=== Aim of the exercise ===
Reproduce the entire listing word for word.

=== Excerpted data ===
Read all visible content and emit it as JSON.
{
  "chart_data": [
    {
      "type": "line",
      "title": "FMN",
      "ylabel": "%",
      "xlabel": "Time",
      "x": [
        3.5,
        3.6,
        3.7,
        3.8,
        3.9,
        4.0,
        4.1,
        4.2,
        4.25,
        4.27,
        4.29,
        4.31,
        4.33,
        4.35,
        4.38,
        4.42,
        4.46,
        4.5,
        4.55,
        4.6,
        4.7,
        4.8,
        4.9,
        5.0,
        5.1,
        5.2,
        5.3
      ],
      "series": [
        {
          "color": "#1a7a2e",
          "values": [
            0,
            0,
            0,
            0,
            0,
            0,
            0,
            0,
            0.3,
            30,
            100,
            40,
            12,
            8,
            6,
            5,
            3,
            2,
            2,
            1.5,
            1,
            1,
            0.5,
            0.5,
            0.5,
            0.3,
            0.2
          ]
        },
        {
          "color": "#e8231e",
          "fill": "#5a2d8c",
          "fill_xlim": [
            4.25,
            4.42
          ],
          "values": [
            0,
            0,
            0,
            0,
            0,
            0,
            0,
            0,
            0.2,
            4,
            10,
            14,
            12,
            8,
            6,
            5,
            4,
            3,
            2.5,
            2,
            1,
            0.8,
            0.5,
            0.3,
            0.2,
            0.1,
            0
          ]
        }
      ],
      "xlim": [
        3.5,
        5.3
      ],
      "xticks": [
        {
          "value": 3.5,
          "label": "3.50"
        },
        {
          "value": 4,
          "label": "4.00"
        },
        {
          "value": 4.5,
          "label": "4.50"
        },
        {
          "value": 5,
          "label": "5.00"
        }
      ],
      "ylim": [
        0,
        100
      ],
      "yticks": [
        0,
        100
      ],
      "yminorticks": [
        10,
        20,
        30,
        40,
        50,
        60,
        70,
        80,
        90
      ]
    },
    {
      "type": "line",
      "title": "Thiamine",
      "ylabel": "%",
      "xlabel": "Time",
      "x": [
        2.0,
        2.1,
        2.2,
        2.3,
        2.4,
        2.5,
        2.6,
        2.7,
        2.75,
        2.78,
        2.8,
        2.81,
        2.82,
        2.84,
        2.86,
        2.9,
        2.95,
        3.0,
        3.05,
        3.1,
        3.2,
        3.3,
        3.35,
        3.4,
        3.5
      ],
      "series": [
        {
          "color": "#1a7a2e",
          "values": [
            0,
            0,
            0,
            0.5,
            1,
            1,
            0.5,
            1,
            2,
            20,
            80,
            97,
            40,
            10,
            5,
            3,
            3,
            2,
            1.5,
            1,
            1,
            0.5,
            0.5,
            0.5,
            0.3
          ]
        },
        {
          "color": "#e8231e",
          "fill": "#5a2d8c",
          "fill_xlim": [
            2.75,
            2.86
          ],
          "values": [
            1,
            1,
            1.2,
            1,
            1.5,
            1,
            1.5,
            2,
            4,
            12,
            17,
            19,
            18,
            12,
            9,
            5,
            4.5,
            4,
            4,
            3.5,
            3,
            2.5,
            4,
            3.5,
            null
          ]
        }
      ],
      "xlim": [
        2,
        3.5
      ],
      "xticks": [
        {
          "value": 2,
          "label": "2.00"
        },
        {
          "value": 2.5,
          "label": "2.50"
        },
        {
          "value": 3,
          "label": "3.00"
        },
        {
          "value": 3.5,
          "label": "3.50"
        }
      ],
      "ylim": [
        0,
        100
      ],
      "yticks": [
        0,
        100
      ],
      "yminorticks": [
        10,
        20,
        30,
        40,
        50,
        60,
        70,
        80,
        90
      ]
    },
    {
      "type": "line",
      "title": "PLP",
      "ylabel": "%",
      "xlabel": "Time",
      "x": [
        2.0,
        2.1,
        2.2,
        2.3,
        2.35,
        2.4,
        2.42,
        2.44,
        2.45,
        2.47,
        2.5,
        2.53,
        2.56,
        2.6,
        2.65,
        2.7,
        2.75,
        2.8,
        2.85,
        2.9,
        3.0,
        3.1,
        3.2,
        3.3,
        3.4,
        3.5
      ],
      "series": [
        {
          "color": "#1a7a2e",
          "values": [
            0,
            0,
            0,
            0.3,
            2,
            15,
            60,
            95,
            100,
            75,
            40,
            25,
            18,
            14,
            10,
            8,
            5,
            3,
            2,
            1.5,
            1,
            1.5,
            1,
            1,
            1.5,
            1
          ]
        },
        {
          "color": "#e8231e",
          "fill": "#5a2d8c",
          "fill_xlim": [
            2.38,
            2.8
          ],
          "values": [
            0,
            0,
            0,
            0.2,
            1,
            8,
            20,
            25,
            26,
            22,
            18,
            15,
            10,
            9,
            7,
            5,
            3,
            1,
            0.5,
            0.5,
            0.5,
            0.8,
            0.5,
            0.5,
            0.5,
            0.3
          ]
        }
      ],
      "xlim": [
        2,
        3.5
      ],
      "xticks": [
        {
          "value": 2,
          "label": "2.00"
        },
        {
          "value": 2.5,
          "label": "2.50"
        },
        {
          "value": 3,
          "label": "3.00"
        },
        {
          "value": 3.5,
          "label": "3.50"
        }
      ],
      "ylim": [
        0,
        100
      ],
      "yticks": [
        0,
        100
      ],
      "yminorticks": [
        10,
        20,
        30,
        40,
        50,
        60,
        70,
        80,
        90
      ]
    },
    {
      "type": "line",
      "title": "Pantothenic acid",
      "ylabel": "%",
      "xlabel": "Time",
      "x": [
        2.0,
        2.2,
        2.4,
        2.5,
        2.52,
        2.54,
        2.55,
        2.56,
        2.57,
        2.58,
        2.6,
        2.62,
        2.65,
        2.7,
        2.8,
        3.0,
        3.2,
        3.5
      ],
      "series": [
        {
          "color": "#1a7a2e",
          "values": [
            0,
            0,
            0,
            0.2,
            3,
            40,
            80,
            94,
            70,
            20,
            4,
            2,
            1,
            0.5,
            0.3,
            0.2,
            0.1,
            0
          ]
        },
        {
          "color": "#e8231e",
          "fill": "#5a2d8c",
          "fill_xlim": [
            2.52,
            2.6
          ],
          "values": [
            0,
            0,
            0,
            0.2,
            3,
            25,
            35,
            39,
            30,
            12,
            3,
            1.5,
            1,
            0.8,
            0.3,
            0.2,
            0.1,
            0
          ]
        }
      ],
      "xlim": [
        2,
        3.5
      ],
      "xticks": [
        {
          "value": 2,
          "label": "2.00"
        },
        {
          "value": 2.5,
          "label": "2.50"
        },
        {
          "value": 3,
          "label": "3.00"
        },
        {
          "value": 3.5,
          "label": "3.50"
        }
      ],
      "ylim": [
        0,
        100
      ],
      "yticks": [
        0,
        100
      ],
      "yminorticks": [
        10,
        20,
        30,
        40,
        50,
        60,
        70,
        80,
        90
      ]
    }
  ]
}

=== Output below ===
Read all visible content and emit it as JSON.
{
  "chart_data": [
    {
      "type": "line",
      "title": "FMN",
      "ylabel": "%",
      "xlabel": "Time",
      "x": [
        3.5,
        3.6,
        3.7,
        3.8,
        3.9,
        4.0,
        4.1,
        4.2,
        4.25,
        4.27,
        4.29,
        4.31,
        4.33,
        4.35,
        4.38,
        4.42,
        4.46,
        4.5,
        4.55,
        4.6,
        4.7,
        4.8,
        4.9,
        5.0,
        5.1,
        5.2,
        5.3
      ],
      "series": [
        {
          "color": "#1a7a2e",
          "values": [
            0,
            0,
            0,
            0,
            0,
            0,
            0,
            0,
            0.3,
            30,
            100,
            40,
            12,
            8,
            6,
            5,
            3,
            2,
            2,
            1.5,
            1,
            1,
            0.5,
            0.5,
            0.5,
            0.3,
            0.2
          ]
        },
        {
          "color": "#e8231e",
          "fill": "#5a2d8c",
          "fill_xlim": [
            4.25,
            4.42
          ],
          "values": [
            0,
            0,
            0,
            0,
            0,
            0,
            0,
            0,
            0.2,
            4,
            10,
            14,
            12,
            8,
            6,
            5,
            4,
            3,
            2.5,
            2,
            1,
            0.8,
            0.5,
            0.3,
            0.2,
            0.1,
            0
          ]
        }
      ],
      "xlim": [
        3.5,
        5.3
      ],
      "xticks": [
        {
          "value": 3.5,
          "label": "3.50"
        },
        {
          "value": 4,
          "label": "4.00"
        },
        {
          "value": 4.5,
          "label": "4.50"
        },
        {
          "value": 5,
          "label": "5.00"
        }
      ],
      "ylim": [
        0,
        100
      ],
      "yticks": [
        0,
        100
      ],
      "yminorticks": [
        10,
        20,
        30,
        40,
        50,
        60,
        70,
        80,
        90
      ]
    },
    {
      "type": "line",
      "title": "Thiamine",
      "ylabel": "%",
      "xlabel": "Time",
      "x": [
        2.0,
        2.1,
        2.2,
        2.3,
        2.4,
        2.5,
        2.6,
        2.7,
        2.75,
        2.78,
        2.8,
        2.81,
        2.82,
        2.84,
        2.86,
        2.9,
        2.95,
        3.0,
        3.05,
        3.1,
        3.2,
        3.3,
        3.35,
        3.4,
        3.5
      ],
      "series": [
        {
          "color": "#1a7a2e",
          "values": [
            0,
            0,
            0,
            0.5,
            1,
            1,
            0.5,
            1,
            2,
            20,
            80,
            97,
            40,
            10,
            5,
            3,
            3,
            2,
            1.5,
            1,
            1,
            0.5,
            0.5,
            0.5,
            0.3
          ]
        },
        {
          "color": "#e8231e",
          "fill": "#5a2d8c",
          "fill_xlim": [
            2.75,
            2.86
          ],
          "values": [
            1,
            1,
            1.2,
            1,
            1.5,
            1,
            1.5,
            2,
            4,
            12,
            17,
            19,
            18,
            12,
            9,
            5,
            4.5,
            4,
            4,
            3.5,
            3,
            2.5,
            4,
            3.5,
            null
          ]
        }
      ],
      "xlim": [
        2,
        3.5
      ],
      "xticks": [
        {
          "value": 2,
          "label": "2.00"
        },
        {
          "value": 2.5,
          "label": "2.50"
        },
        {
          "value": 3,
          "label": "3.00"
        },
        {
          "value": 3.5,
          "label": "3.50"
        }
      ],
      "ylim": [
        0,
        100
      ],
      "yticks": [
        0,
        100
      ],
      "yminorticks": [
        10,
        20,
        30,
        40,
        50,
        60,
        70,
        80,
        90
      ]
    },
    {
      "type": "line",
      "title": "PLP",
      "ylabel": "%",
      "xlabel": "Time",
      "x": [
        2.0,
        2.1,
        2.2,
        2.3,
        2.35,
        2.4,
        2.42,
        2.44,
        2.45,
        2.47,
        2.5,
        2.53,
        2.56,
        2.6,
        2.65,
        2.7,
        2.75,
        2.8,
        2.85,
        2.9,
        3.0,
        3.1,
        3.2,
        3.3,
        3.4,
        3.5
      ],
      "series": [
        {
          "color": "#1a7a2e",
          "values": [
            0,
            0,
            0,
            0.3,
            2,
            15,
            60,
            95,
            100,
            75,
            40,
            25,
            18,
            14,
            10,
            8,
            5,
            3,
            2,
            1.5,
            1,
            1.5,
            1,
            1,
            1.5,
            1
          ]
        },
        {
          "color": "#e8231e",
          "fill": "#5a2d8c",
          "fill_xlim": [
            2.38,
            2.8
          ],
          "values": [
            0,
            0,
            0,
            0.2,
            1,
            8,
            20,
            25,
            26,
            22,
            18,
            15,
            10,
            9,
            7,
            5,
            3,
            1,
            0.5,
            0.5,
            0.5,
            0.8,
            0.5,
            0.5,
            0.5,
            0.3
          ]
        }
      ],
      "xlim": [
        2,
        3.5
      ],
      "xticks": [
        {
          "value": 2,
          "label": "2.00"
        },
        {
          "value": 2.5,
          "label": "2.50"
        },
        {
          "value": 3,
          "label": "3.00"
        },
        {
          "value": 3.5,
          "label": "3.50"
        }
      ],
      "ylim": [
        0,
        100
      ],
      "yticks": [
        0,
        100
      ],
      "yminorticks": [
        10,
        20,
        30,
        40,
        50,
        60,
        70,
        80,
        90
      ]
    },
    {
      "type": "line",
      "title": "Pantothenic acid",
      "ylabel": "%",
      "xlabel": "Time",
      "x": [
        2.0,
        2.2,
        2.4,
        2.5,
        2.52,
        2.54,
        2.55,
        2.56,
        2.57,
        2.58,
        2.6,
        2.62,
        2.65,
        2.7,
        2.8,
        3.0,
        3.2,
        3.5
      ],
      "series": [
        {
          "color": "#1a7a2e",
          "values": [
            0,
            0,
            0,
            0.2,
            3,
            40,
            80,
            94,
            70,
            20,
            4,
            2,
            1,
            0.5,
            0.3,
            0.2,
            0.1,
            0
          ]
        },
        {
          "color": "#e8231e",
          "fill": "#5a2d8c",
          "fill_xlim": [
            2.52,
            2.6
          ],
          "values": [
            0,
            0,
            0,
            0.2,
            3,
            25,
            35,
            39,
            30,
            12,
            3,
            1.5,
            1,
            0.8,
            0.3,
            0.2,
            0.1,
            0
          ]
        }
      ],
      "xlim": [
        2,
        3.5
      ],
      "xticks": [
        {
          "value": 2,
          "label": "2.00"
        },
        {
          "value": 2.5,
          "label": "2.50"
        },
        {
          "value": 3,
          "label": "3.00"
        },
        {
          "value": 3.5,
          "label": "3.50"
        }
      ],
      "ylim": [
        0,
        100
      ],
      "yticks": [
        0,
        100
      ],
      "yminorticks": [
        10,
        20,
        30,
        40,
        50,
        60,
        70,
        80,
        90
      ]
    }
  ]
}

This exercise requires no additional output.